Problem:
Find the lines in these entries that include the word "Caption" and state how many there are, with no other words.

———

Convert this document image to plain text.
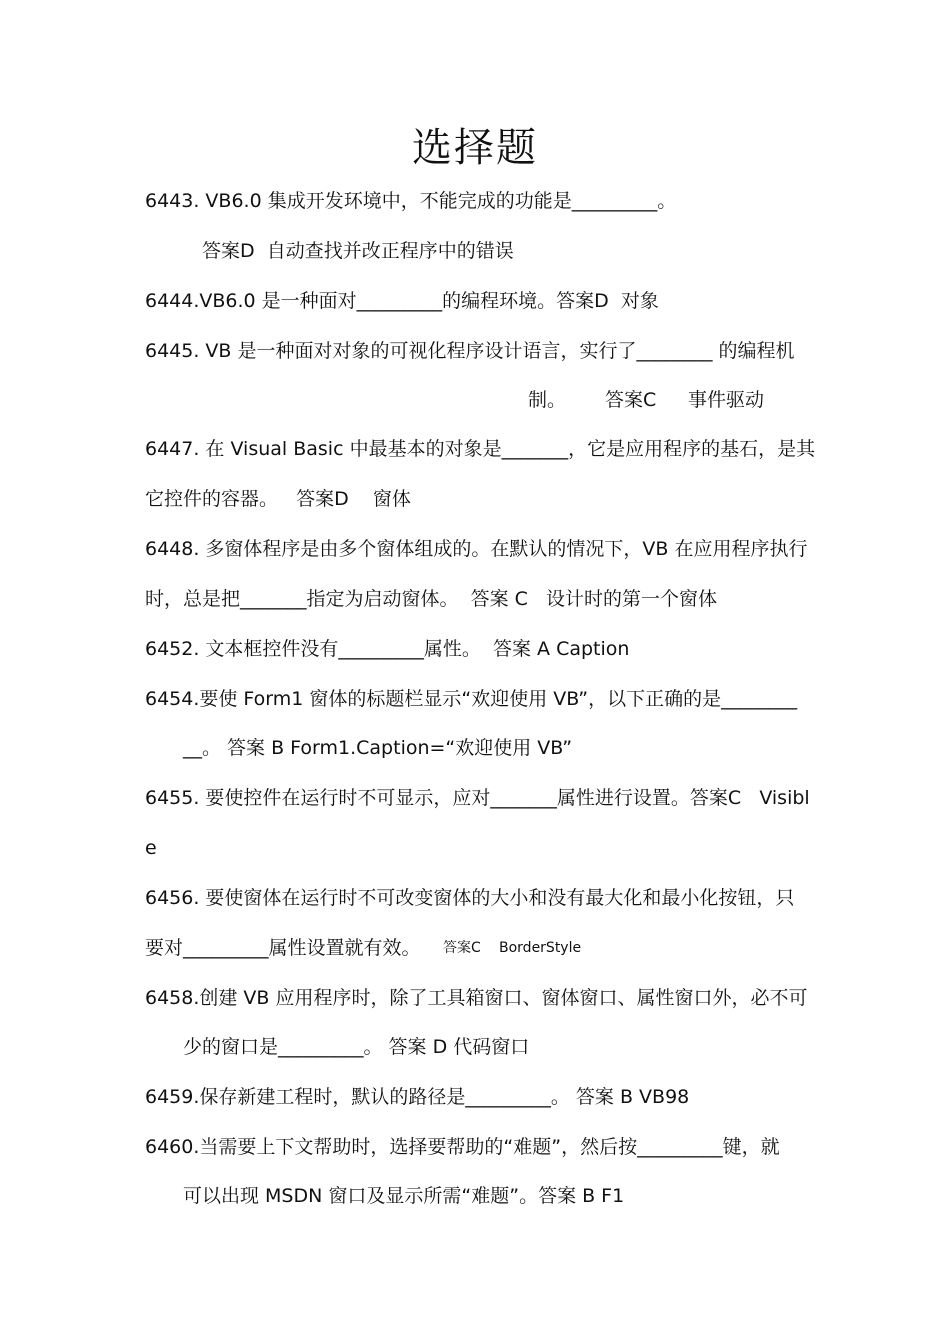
选择题
6443. VB6.0 集成开发环境中，不能完成的功能是_________。
答案D  自动查找并改正程序中的错误
6444.VB6.0 是一种面对_________的编程环境。答案D  对象
6445. VB 是一种面对对象的可视化程序设计语言，实行了________ 的编程机
制。 答案C 事件驱动
6447. 在 Visual Basic 中最基本的对象是_______，它是应用程序的基石，是其
它控件的容器。   答案D    窗体
6448. 多窗体程序是由多个窗体组成的。在默认的情况下，VB 在应用程序执行
时，总是把_______指定为启动窗体。  答案 C   设计时的第一个窗体
6452. 文本框控件没有_________属性。  答案 A Caption
6454.要使 Form1 窗体的标题栏显示“欢迎使用 VB”，以下正确的是________
__。 答案 B Form1.Caption=“欢迎使用 VB”
6455. 要使控件在运行时不可显示，应对_______属性进行设置。答案C   Visibl
e
6456. 要使窗体在运行时不可改变窗体的大小和没有最大化和最小化按钮，只
要对_________属性设置就有效。 答案C BorderStyle
6458.创建 VB 应用程序时，除了工具箱窗口、窗体窗口、属性窗口外，必不可
少的窗口是_________。 答案 D 代码窗口
6459.保存新建工程时，默认的路径是_________。 答案 B VB98
6460.当需要上下文帮助时，选择要帮助的“难题”，然后按_________键，就
可以出现 MSDN 窗口及显示所需“难题”。答案 B F1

———

Final answer:
2